• **Task to complete**
Scan the entries for the string "nella" and give the number of lines that have it, nothing further.

(Saved entries)
------------------------------------------------

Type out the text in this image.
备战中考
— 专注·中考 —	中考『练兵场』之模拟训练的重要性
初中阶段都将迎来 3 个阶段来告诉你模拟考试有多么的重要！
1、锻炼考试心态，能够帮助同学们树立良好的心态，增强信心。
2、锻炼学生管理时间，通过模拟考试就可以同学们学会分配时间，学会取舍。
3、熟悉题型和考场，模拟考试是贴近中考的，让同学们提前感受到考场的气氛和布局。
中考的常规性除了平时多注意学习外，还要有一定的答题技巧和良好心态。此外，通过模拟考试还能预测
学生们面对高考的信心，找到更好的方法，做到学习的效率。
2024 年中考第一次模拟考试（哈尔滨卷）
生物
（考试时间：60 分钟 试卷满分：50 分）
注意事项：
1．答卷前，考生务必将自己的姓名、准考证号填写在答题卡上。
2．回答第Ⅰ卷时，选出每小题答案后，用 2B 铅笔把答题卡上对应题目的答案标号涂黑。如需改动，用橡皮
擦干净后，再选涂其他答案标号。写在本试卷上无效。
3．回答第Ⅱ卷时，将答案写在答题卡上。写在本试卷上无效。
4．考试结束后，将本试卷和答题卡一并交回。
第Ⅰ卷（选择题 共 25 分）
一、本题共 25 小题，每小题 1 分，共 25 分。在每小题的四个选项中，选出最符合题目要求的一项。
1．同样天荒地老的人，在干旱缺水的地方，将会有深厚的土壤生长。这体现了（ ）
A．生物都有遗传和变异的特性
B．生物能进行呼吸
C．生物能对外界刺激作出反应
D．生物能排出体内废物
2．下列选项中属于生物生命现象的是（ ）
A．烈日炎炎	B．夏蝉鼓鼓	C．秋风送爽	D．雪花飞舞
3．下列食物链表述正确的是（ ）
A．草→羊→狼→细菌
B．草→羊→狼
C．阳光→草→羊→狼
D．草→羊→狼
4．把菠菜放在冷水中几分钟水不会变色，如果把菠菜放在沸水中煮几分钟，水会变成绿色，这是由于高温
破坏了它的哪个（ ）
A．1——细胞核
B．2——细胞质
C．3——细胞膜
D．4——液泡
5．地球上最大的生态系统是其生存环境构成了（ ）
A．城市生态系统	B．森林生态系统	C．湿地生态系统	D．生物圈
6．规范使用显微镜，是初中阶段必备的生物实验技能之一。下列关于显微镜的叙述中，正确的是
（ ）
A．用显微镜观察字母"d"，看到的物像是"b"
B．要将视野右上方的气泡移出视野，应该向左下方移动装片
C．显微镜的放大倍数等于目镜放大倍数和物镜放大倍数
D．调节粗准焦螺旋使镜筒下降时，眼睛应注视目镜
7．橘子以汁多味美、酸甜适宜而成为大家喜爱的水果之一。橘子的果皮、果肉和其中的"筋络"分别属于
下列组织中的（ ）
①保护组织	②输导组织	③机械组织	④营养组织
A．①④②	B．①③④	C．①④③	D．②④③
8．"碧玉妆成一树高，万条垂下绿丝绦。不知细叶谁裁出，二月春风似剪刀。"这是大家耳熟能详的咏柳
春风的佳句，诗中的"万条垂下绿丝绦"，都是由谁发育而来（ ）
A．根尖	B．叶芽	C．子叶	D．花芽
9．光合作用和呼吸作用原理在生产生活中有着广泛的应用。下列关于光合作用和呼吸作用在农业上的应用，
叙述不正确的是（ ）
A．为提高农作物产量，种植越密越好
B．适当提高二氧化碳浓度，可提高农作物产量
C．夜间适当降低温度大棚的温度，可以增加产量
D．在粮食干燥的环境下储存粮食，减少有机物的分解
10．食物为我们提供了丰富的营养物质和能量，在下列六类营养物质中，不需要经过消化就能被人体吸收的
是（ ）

------------------------------------------------

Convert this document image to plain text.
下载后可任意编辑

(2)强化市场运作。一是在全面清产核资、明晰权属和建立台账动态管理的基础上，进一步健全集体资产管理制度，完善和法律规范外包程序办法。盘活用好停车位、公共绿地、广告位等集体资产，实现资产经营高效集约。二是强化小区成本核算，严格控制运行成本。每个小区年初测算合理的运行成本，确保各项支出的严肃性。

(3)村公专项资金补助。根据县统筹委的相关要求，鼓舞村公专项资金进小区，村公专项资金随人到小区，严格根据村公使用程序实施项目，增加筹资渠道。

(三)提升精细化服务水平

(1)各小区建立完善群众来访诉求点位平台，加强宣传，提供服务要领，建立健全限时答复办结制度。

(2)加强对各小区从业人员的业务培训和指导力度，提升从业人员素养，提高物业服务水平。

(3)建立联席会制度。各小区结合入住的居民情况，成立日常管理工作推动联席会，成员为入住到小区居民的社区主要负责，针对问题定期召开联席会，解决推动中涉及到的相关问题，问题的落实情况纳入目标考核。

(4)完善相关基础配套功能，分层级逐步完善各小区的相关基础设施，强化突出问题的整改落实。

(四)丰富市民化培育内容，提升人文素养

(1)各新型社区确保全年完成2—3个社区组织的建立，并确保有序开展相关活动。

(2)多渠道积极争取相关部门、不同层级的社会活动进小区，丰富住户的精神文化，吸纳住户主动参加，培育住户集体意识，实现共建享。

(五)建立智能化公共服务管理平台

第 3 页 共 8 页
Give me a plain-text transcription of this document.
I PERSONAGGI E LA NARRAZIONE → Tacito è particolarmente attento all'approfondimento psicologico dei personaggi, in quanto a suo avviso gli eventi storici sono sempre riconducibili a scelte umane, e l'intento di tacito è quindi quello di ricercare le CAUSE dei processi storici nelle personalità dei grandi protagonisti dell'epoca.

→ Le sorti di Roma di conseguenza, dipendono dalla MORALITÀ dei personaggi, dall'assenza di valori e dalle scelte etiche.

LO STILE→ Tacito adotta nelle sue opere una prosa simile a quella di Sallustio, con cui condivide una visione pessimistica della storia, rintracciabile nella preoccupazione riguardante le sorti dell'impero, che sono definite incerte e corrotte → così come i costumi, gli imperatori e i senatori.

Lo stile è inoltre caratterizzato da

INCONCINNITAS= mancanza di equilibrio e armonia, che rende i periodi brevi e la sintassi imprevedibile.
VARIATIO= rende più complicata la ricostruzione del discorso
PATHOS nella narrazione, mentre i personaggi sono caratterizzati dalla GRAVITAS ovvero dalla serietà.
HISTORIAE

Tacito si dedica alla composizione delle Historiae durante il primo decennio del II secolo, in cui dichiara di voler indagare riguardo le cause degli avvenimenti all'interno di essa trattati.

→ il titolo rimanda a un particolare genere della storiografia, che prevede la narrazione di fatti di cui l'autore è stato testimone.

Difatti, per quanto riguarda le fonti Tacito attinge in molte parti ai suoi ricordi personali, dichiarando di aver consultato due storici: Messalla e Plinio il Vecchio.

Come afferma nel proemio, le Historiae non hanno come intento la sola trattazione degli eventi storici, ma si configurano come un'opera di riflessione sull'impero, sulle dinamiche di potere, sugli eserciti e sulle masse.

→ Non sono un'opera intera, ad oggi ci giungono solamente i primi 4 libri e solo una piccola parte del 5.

------------------------------------------------

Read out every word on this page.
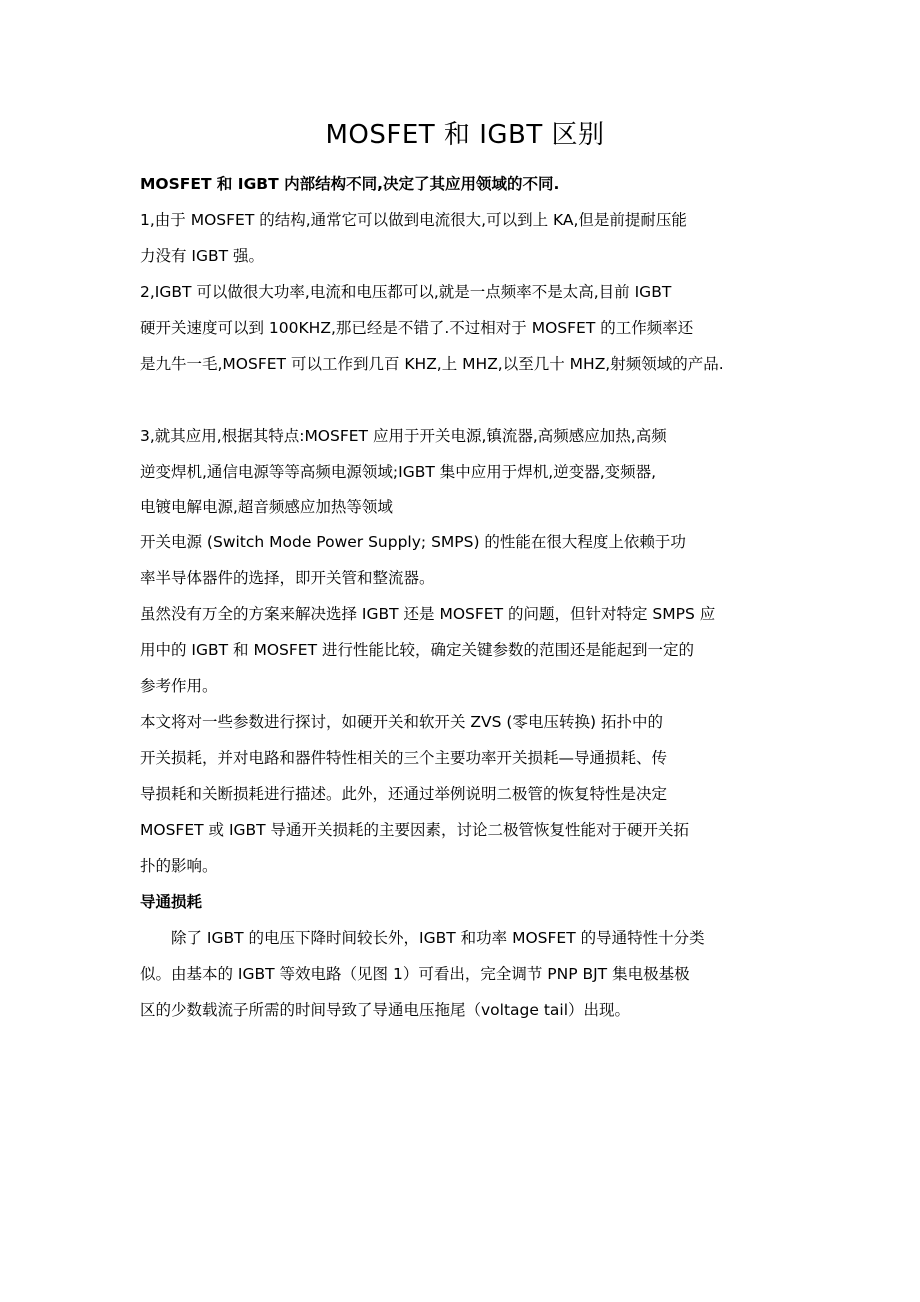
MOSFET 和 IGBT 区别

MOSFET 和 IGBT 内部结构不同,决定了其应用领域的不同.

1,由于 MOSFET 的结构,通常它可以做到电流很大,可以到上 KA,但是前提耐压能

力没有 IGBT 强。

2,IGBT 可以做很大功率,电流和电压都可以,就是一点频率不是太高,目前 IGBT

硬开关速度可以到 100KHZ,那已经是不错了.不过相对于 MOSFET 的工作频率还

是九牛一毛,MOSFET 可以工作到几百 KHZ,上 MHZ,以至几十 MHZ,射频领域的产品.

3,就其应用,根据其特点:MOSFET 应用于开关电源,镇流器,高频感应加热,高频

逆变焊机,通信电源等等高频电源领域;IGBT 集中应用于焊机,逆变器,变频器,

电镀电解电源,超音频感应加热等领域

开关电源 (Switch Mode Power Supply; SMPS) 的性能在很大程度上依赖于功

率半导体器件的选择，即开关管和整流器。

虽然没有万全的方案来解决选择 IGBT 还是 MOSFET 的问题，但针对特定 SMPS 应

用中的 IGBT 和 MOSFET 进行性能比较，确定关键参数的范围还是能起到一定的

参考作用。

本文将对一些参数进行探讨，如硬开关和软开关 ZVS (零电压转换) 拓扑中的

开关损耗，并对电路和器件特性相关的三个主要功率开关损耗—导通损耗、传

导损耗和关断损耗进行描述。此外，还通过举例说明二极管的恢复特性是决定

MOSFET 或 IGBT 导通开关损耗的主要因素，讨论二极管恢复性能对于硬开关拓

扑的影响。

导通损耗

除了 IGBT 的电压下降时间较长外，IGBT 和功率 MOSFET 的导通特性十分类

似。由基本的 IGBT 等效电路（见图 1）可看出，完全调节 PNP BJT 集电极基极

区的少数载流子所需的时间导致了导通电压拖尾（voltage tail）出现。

------------------------------------------------

• **Task solution**
2